-- BEGIN --

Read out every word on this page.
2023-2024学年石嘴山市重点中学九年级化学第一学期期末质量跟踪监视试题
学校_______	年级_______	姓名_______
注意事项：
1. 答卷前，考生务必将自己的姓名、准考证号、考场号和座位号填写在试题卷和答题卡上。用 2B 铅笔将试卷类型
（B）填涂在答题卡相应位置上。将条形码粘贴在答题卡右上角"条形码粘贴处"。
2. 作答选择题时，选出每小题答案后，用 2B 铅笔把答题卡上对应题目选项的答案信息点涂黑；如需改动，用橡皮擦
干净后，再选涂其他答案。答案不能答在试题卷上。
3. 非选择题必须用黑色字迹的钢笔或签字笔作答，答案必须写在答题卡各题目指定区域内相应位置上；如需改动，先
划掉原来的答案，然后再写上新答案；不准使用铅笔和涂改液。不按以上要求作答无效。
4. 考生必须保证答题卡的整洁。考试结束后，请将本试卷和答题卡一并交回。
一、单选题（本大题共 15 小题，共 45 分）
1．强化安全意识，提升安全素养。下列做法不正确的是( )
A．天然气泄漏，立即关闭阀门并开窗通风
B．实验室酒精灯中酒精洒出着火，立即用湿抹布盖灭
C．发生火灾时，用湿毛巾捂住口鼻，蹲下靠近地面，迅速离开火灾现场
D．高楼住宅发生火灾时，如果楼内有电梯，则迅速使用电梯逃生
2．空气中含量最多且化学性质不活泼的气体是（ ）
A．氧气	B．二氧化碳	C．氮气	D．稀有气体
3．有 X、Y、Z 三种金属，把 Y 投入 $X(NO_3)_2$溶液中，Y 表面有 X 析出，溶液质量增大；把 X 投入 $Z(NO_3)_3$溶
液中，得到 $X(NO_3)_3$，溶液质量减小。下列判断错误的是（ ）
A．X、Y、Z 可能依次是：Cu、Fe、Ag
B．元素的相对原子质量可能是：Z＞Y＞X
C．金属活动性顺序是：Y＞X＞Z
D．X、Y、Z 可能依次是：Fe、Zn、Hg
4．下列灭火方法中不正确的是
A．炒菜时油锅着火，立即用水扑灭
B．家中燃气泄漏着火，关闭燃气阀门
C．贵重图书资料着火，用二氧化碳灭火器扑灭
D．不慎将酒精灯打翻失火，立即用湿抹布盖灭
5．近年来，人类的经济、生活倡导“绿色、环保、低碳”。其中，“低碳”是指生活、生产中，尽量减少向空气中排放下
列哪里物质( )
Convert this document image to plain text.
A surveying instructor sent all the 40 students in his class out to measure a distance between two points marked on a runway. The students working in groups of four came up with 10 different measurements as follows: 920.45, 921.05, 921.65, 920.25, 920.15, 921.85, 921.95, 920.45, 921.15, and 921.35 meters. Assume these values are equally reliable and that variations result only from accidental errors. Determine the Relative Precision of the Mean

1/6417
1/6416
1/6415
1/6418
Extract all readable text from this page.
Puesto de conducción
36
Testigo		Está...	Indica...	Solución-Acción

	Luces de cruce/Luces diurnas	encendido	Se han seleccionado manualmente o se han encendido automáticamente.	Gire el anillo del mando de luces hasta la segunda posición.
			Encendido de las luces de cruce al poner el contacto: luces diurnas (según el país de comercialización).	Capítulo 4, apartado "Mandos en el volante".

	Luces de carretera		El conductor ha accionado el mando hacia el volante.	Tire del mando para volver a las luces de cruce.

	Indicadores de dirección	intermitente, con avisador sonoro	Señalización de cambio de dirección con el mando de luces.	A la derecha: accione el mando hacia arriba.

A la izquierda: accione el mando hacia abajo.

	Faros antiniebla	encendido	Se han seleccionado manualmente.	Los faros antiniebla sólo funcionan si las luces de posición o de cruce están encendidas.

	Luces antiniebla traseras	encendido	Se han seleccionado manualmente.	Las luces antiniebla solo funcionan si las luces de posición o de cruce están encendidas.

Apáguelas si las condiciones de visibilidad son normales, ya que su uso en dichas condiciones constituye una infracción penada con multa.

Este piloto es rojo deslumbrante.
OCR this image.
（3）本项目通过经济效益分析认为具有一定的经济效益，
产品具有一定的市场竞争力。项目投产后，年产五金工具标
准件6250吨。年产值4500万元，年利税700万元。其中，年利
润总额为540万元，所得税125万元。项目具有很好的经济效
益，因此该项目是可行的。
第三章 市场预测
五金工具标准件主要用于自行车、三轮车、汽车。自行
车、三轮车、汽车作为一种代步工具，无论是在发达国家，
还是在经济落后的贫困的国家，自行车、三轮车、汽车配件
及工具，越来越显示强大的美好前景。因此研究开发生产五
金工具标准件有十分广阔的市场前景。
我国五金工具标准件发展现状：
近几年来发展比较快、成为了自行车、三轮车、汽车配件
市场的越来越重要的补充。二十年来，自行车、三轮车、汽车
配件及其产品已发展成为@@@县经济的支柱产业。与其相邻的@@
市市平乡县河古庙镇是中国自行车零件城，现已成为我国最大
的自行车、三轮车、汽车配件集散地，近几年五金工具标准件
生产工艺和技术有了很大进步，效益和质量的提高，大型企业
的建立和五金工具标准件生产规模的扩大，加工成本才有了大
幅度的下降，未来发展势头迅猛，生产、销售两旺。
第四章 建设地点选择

-- END --

◆ TASK:
Among the entries, how many lines include the word "volante"? Answer with a single number and nothing further.

◆ SOLVED EXERCISE:
2